Write out the material exactly, without any of its pictures.

═══ Task data

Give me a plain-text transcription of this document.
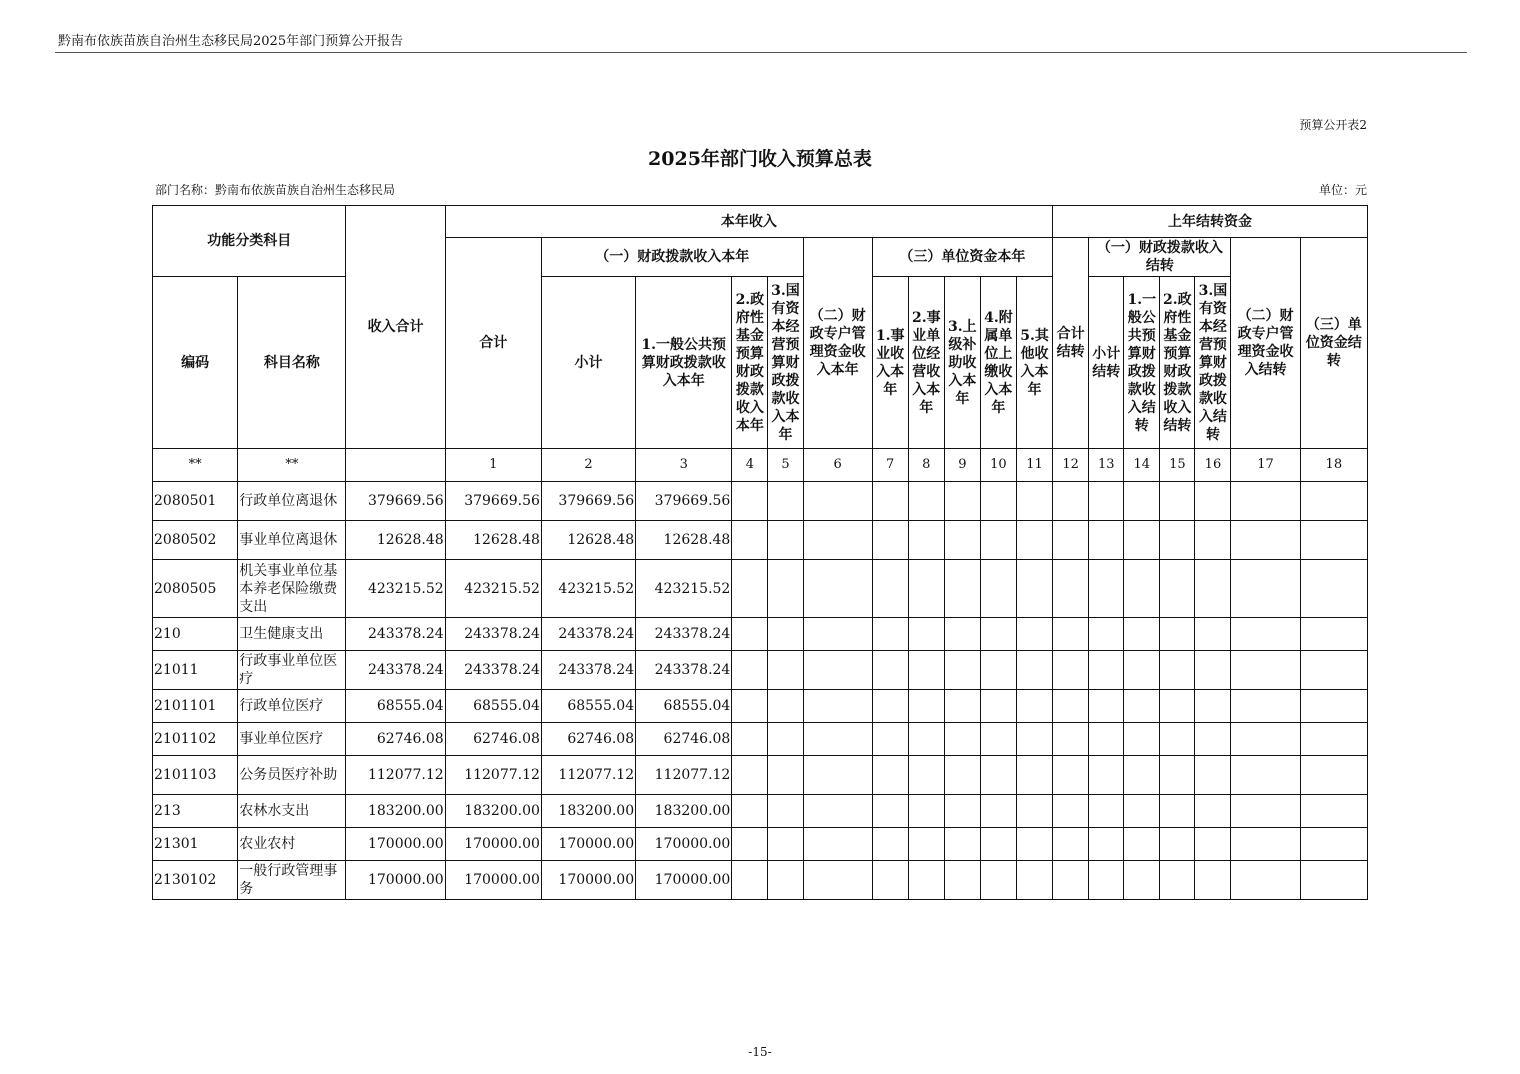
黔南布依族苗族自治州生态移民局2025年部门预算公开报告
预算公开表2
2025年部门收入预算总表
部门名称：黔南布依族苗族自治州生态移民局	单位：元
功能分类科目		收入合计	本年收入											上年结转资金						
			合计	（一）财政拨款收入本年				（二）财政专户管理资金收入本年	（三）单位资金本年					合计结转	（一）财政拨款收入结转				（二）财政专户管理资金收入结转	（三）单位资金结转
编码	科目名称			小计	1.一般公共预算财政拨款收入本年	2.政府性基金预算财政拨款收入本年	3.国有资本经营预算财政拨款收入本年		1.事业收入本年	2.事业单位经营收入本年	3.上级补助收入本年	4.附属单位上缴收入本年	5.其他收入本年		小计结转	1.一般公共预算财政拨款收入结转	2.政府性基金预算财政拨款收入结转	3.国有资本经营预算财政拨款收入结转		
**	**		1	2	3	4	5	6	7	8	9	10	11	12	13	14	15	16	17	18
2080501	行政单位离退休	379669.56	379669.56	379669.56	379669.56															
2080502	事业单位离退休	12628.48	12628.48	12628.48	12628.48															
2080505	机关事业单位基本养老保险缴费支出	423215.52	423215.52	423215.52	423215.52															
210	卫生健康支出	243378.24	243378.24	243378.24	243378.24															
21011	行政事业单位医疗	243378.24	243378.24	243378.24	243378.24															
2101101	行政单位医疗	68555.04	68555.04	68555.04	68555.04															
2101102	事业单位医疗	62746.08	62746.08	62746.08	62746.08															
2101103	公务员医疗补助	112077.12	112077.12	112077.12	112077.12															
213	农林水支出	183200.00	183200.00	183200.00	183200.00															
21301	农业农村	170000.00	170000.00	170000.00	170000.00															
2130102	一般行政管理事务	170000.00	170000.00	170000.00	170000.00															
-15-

══════

Worked answer -
Give me a plain-text transcription of this document.
黔南布依族苗族自治州生态移民局2025年部门预算公开报告
预算公开表2
2025年部门收入预算总表
部门名称：黔南布依族苗族自治州生态移民局	单位：元
功能分类科目		收入合计	本年收入											上年结转资金						
			合计	（一）财政拨款收入本年				（二）财政专户管理资金收入本年	（三）单位资金本年					合计结转	（一）财政拨款收入结转				（二）财政专户管理资金收入结转	（三）单位资金结转
编码	科目名称			小计	1.一般公共预算财政拨款收入本年	2.政府性基金预算财政拨款收入本年	3.国有资本经营预算财政拨款收入本年		1.事业收入本年	2.事业单位经营收入本年	3.上级补助收入本年	4.附属单位上缴收入本年	5.其他收入本年		小计结转	1.一般公共预算财政拨款收入结转	2.政府性基金预算财政拨款收入结转	3.国有资本经营预算财政拨款收入结转		
**	**		1	2	3	4	5	6	7	8	9	10	11	12	13	14	15	16	17	18
2080501	行政单位离退休	379669.56	379669.56	379669.56	379669.56															
2080502	事业单位离退休	12628.48	12628.48	12628.48	12628.48															
2080505	机关事业单位基本养老保险缴费支出	423215.52	423215.52	423215.52	423215.52															
210	卫生健康支出	243378.24	243378.24	243378.24	243378.24															
21011	行政事业单位医疗	243378.24	243378.24	243378.24	243378.24															
2101101	行政单位医疗	68555.04	68555.04	68555.04	68555.04															
2101102	事业单位医疗	62746.08	62746.08	62746.08	62746.08															
2101103	公务员医疗补助	112077.12	112077.12	112077.12	112077.12															
213	农林水支出	183200.00	183200.00	183200.00	183200.00															
21301	农业农村	170000.00	170000.00	170000.00	170000.00															
2130102	一般行政管理事务	170000.00	170000.00	170000.00	170000.00															
-15-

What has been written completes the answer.